- [Task description]: Write the entries below out again exactly; any picture in them stays out.

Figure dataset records
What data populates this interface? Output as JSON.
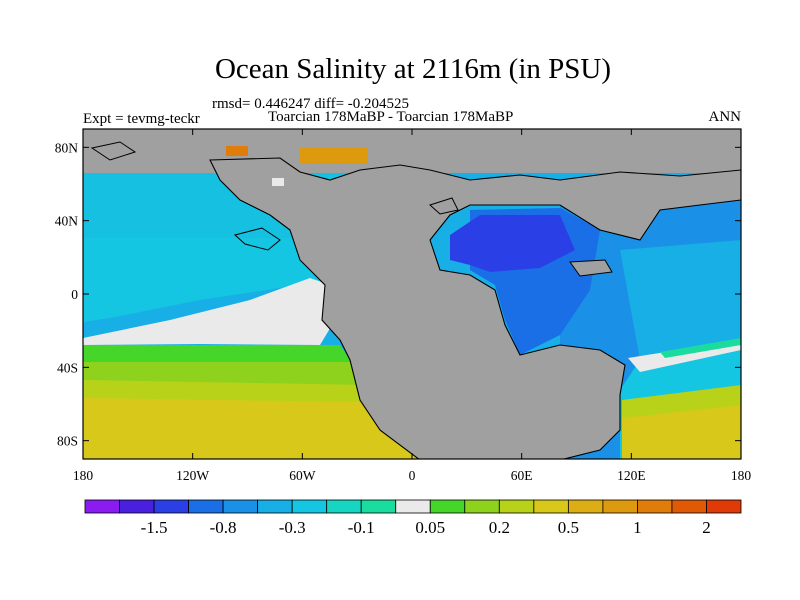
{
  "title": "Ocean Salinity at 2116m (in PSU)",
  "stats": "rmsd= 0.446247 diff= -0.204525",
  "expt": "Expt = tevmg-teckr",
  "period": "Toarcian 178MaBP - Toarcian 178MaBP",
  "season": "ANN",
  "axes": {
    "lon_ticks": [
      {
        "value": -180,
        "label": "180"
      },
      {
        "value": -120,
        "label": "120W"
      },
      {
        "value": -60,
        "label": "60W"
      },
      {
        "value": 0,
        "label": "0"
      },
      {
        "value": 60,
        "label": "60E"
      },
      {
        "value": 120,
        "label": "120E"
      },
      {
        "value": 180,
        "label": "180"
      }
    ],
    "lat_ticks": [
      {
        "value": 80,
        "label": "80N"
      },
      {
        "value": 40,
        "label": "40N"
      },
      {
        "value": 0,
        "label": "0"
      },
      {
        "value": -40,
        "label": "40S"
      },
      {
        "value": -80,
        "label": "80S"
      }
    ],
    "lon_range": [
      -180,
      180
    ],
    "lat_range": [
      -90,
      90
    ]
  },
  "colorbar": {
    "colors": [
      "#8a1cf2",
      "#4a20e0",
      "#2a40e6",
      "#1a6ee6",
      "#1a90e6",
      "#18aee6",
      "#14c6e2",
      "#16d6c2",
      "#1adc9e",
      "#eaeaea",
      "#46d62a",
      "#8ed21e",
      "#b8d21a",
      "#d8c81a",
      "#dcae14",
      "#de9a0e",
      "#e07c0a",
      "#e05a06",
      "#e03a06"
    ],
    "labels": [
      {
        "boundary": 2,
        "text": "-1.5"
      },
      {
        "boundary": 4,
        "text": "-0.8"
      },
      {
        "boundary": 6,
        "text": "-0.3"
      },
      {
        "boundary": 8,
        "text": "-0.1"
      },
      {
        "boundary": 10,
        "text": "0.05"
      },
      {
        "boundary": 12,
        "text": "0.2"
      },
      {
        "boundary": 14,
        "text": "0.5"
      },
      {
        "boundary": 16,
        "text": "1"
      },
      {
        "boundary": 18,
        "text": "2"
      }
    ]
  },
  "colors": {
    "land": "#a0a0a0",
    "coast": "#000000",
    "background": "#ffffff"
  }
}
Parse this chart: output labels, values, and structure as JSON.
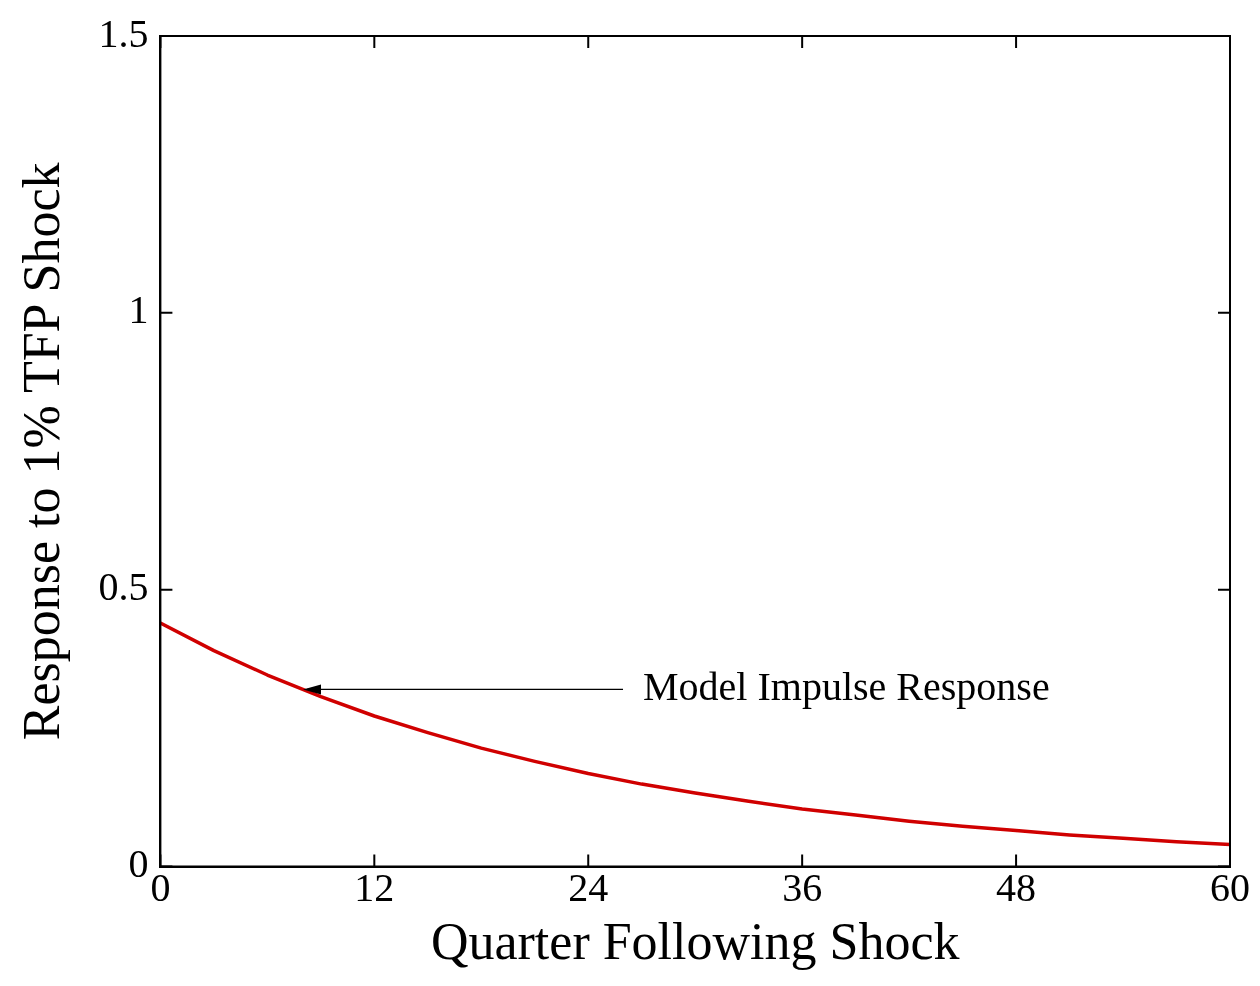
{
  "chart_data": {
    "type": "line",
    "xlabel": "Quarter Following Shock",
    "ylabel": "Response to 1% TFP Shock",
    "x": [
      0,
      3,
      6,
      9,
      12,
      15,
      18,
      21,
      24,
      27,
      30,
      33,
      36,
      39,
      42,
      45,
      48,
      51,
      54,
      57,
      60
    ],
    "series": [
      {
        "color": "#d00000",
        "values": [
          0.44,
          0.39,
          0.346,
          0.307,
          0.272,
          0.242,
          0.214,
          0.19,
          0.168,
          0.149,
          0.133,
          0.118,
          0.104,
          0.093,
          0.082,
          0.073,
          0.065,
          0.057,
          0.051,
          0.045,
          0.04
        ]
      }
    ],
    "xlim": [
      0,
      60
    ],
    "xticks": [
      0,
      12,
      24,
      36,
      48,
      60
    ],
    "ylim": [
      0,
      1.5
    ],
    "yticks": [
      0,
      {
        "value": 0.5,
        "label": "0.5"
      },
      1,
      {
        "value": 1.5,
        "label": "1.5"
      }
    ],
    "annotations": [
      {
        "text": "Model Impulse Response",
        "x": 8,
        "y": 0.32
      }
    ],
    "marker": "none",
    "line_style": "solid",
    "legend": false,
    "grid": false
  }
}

- [The response]:
What data populates this interface? Output as JSON.
{
  "title": "Ocean Salinity at 2116m (in PSU)",
  "stats": "rmsd= 0.446247 diff= -0.204525",
  "expt": "Expt = tevmg-teckr",
  "period": "Toarcian 178MaBP - Toarcian 178MaBP",
  "season": "ANN",
  "axes": {
    "lon_ticks": [
      {
        "value": -180,
        "label": "180"
      },
      {
        "value": -120,
        "label": "120W"
      },
      {
        "value": -60,
        "label": "60W"
      },
      {
        "value": 0,
        "label": "0"
      },
      {
        "value": 60,
        "label": "60E"
      },
      {
        "value": 120,
        "label": "120E"
      },
      {
        "value": 180,
        "label": "180"
      }
    ],
    "lat_ticks": [
      {
        "value": 80,
        "label": "80N"
      },
      {
        "value": 40,
        "label": "40N"
      },
      {
        "value": 0,
        "label": "0"
      },
      {
        "value": -40,
        "label": "40S"
      },
      {
        "value": -80,
        "label": "80S"
      }
    ],
    "lon_range": [
      -180,
      180
    ],
    "lat_range": [
      -90,
      90
    ]
  },
  "colorbar": {
    "colors": [
      "#8a1cf2",
      "#4a20e0",
      "#2a40e6",
      "#1a6ee6",
      "#1a90e6",
      "#18aee6",
      "#14c6e2",
      "#16d6c2",
      "#1adc9e",
      "#eaeaea",
      "#46d62a",
      "#8ed21e",
      "#b8d21a",
      "#d8c81a",
      "#dcae14",
      "#de9a0e",
      "#e07c0a",
      "#e05a06",
      "#e03a06"
    ],
    "labels": [
      {
        "boundary": 2,
        "text": "-1.5"
      },
      {
        "boundary": 4,
        "text": "-0.8"
      },
      {
        "boundary": 6,
        "text": "-0.3"
      },
      {
        "boundary": 8,
        "text": "-0.1"
      },
      {
        "boundary": 10,
        "text": "0.05"
      },
      {
        "boundary": 12,
        "text": "0.2"
      },
      {
        "boundary": 14,
        "text": "0.5"
      },
      {
        "boundary": 16,
        "text": "1"
      },
      {
        "boundary": 18,
        "text": "2"
      }
    ]
  },
  "colors": {
    "land": "#a0a0a0",
    "coast": "#000000",
    "background": "#ffffff"
  }
}
Parse this chart: output labels, values, and structure as JSON.
{
  "chart_data": {
    "type": "line",
    "xlabel": "Quarter Following Shock",
    "ylabel": "Response to 1% TFP Shock",
    "x": [
      0,
      3,
      6,
      9,
      12,
      15,
      18,
      21,
      24,
      27,
      30,
      33,
      36,
      39,
      42,
      45,
      48,
      51,
      54,
      57,
      60
    ],
    "series": [
      {
        "color": "#d00000",
        "values": [
          0.44,
          0.39,
          0.346,
          0.307,
          0.272,
          0.242,
          0.214,
          0.19,
          0.168,
          0.149,
          0.133,
          0.118,
          0.104,
          0.093,
          0.082,
          0.073,
          0.065,
          0.057,
          0.051,
          0.045,
          0.04
        ]
      }
    ],
    "xlim": [
      0,
      60
    ],
    "xticks": [
      0,
      12,
      24,
      36,
      48,
      60
    ],
    "ylim": [
      0,
      1.5
    ],
    "yticks": [
      0,
      {
        "value": 0.5,
        "label": "0.5"
      },
      1,
      {
        "value": 1.5,
        "label": "1.5"
      }
    ],
    "annotations": [
      {
        "text": "Model Impulse Response",
        "x": 8,
        "y": 0.32
      }
    ],
    "marker": "none",
    "line_style": "solid",
    "legend": false,
    "grid": false
  }
}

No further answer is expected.